━━━━━ Record extracts ━━━━━

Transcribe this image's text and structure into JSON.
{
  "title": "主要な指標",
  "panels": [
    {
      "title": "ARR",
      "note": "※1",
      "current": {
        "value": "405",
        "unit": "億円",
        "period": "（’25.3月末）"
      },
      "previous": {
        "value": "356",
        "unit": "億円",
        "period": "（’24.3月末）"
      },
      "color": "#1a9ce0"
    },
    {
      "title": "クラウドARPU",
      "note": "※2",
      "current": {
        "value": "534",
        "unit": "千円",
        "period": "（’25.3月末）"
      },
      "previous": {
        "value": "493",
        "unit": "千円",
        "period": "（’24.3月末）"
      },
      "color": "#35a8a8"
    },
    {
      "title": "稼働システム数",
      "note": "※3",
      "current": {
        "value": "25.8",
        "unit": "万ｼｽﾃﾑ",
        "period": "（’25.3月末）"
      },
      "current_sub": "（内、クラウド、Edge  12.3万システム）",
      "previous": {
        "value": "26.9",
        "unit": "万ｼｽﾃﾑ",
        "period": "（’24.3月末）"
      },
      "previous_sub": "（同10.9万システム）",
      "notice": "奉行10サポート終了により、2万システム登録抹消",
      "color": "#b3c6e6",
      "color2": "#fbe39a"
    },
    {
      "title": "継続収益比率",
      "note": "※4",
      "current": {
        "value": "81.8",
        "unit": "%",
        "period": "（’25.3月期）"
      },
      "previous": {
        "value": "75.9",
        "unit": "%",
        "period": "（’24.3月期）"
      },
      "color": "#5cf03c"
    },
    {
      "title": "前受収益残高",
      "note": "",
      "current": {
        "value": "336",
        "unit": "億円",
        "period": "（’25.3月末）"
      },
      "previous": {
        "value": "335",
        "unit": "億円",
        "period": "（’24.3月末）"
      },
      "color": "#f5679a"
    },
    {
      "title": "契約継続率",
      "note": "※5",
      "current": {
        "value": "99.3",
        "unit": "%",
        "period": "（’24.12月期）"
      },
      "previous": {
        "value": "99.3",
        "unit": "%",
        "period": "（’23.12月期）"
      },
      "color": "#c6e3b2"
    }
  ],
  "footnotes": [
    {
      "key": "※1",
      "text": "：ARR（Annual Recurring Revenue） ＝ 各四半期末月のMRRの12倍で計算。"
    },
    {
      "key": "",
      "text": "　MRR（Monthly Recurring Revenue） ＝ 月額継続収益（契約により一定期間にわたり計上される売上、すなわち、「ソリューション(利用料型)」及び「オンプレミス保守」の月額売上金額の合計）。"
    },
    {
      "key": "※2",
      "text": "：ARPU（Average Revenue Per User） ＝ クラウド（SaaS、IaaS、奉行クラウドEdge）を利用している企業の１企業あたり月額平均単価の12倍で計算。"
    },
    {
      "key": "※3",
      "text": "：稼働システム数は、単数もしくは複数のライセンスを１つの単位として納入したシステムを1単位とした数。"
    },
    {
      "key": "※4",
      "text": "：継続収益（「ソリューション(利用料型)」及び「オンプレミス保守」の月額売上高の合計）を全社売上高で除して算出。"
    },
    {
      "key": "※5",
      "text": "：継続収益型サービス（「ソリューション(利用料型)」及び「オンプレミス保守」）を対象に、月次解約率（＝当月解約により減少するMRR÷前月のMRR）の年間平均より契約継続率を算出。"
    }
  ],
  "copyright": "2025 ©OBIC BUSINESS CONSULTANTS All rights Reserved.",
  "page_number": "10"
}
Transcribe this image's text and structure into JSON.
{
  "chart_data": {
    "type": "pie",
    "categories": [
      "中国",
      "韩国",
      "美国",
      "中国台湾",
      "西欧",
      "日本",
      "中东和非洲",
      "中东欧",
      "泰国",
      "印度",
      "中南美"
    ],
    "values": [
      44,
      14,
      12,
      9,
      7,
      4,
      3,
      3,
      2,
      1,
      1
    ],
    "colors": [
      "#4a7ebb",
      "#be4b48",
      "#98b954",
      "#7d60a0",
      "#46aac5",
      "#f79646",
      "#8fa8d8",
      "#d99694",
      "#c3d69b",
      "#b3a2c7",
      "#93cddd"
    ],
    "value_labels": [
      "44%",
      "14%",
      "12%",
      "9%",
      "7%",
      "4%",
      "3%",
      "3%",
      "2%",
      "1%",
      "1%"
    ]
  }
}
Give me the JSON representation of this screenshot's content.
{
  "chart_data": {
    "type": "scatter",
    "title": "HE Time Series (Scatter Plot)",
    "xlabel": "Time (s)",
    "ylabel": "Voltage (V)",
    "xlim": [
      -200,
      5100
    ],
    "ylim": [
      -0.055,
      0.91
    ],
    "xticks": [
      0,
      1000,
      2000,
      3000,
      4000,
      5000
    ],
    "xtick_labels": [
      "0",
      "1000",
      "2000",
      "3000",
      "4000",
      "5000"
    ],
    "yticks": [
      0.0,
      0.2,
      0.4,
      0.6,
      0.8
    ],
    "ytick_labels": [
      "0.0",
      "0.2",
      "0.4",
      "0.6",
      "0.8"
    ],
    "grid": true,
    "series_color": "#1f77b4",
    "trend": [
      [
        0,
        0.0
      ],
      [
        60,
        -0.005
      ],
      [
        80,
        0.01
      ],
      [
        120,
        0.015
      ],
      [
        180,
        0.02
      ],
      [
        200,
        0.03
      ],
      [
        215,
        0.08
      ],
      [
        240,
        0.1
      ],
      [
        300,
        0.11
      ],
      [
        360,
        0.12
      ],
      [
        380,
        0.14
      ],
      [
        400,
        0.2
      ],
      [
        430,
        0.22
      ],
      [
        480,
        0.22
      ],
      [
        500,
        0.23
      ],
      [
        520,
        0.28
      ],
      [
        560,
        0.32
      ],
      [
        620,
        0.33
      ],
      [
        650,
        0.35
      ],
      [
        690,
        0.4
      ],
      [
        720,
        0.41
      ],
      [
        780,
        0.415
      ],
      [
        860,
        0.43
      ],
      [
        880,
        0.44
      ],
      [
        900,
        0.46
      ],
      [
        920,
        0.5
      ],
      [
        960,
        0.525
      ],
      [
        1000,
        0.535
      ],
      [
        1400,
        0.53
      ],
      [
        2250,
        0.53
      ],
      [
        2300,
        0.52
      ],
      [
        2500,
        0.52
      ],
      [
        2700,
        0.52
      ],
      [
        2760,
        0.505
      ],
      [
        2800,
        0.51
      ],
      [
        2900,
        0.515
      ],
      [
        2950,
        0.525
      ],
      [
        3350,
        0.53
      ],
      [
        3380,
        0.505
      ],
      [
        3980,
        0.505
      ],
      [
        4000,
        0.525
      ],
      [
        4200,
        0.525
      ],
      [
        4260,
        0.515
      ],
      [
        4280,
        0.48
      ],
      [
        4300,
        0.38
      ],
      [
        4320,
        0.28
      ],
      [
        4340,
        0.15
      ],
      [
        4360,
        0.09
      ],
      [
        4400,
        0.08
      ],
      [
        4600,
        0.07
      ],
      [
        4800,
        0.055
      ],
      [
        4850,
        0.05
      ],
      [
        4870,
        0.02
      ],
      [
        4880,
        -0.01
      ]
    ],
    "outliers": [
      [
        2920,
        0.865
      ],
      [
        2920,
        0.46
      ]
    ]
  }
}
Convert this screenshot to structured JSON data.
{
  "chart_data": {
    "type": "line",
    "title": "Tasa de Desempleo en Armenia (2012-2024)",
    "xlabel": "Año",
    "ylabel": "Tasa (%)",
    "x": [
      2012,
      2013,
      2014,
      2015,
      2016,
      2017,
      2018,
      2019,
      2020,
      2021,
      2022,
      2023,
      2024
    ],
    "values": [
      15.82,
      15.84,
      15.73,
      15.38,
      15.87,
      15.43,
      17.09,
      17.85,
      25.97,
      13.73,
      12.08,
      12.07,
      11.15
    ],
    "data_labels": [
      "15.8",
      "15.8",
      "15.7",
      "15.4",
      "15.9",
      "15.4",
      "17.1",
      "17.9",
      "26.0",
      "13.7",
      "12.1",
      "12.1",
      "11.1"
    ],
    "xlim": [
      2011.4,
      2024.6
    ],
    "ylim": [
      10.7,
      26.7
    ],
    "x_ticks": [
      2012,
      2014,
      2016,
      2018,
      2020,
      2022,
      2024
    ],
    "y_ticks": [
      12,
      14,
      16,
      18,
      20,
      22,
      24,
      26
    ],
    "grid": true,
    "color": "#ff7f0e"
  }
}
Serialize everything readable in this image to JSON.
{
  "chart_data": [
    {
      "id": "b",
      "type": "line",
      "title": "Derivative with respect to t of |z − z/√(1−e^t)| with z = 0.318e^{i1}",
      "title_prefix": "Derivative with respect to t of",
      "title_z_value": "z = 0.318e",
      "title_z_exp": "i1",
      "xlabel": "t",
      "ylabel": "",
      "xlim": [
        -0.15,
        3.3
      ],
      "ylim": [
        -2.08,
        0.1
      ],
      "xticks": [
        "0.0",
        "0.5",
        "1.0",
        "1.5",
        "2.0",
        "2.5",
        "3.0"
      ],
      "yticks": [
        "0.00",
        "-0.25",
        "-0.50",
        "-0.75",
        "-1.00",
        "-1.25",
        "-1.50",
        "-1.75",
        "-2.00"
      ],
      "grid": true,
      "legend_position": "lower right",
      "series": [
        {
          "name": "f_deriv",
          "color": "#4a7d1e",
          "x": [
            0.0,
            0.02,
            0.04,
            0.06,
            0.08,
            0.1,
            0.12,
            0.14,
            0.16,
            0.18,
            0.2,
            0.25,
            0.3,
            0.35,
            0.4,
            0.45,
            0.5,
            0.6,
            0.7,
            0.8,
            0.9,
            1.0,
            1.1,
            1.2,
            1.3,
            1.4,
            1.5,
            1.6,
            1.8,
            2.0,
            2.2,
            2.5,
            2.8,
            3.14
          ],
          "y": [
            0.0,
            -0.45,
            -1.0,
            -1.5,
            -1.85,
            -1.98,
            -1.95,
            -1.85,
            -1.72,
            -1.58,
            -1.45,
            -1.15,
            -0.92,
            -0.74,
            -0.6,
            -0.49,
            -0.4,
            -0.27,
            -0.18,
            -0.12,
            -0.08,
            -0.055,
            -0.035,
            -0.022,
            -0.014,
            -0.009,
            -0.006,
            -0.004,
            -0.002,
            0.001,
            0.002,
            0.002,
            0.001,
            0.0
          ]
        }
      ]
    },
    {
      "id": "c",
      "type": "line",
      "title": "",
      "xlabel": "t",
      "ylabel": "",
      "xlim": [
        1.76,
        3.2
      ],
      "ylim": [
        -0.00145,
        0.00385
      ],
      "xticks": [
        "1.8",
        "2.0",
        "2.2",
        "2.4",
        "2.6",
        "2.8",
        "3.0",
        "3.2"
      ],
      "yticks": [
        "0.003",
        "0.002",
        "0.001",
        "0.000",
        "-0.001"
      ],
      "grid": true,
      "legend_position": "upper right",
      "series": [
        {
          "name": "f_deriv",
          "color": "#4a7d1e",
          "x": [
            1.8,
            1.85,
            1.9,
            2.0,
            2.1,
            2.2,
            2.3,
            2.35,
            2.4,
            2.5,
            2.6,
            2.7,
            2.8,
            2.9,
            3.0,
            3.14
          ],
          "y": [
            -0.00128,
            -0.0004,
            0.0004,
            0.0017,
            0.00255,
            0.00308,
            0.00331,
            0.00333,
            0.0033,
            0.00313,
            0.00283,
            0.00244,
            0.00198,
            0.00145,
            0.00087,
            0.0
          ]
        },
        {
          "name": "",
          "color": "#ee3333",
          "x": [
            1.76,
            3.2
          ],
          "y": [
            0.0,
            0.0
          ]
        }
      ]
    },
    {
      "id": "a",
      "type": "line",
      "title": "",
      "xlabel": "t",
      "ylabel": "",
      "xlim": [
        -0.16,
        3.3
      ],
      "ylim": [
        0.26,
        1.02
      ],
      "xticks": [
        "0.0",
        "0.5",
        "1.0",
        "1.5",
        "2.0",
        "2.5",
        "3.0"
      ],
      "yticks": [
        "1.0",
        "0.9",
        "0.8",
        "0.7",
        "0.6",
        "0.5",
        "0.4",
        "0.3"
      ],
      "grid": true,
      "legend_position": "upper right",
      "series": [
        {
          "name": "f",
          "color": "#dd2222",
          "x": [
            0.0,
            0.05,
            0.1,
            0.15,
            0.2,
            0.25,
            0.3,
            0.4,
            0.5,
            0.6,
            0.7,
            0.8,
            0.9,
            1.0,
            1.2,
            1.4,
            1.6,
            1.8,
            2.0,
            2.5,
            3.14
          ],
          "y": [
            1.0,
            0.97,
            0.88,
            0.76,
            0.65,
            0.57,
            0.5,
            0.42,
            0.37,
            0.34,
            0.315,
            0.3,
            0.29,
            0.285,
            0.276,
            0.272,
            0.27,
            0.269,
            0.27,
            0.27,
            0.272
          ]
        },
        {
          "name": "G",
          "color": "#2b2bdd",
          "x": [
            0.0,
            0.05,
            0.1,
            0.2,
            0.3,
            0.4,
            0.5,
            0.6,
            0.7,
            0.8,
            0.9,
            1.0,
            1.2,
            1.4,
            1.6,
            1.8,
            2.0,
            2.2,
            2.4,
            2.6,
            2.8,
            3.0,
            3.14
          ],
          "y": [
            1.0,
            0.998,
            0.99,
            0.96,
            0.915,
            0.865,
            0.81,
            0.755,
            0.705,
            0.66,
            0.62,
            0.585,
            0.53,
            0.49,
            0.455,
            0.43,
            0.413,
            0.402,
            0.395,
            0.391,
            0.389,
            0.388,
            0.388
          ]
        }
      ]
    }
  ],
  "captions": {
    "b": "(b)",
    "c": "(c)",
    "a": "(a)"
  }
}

━━━━━

Exercise task. List each line of the records that holds the string "ソリューション".

Task result.
      "text": "　MRR（Monthly Recurring Revenue） ＝ 月額継続収益（契約により一定期間にわたり計上される売上、すなわち、「ソリューション(利用料型)」及び「オンプレミス保守」の月額売上金額の合計）。"
      "text": "：継続収益（「ソリューション(利用料型)」及び「オンプレミス保守」の月額売上高の合計）を全社売上高で除して算出。"
      "text": "：継続収益型サービス（「ソリューション(利用料型)」及び「オンプレミス保守」）を対象に、月次解約率（＝当月解約により減少するMRR÷前月のMRR）の年間平均より契約継続率を算出。"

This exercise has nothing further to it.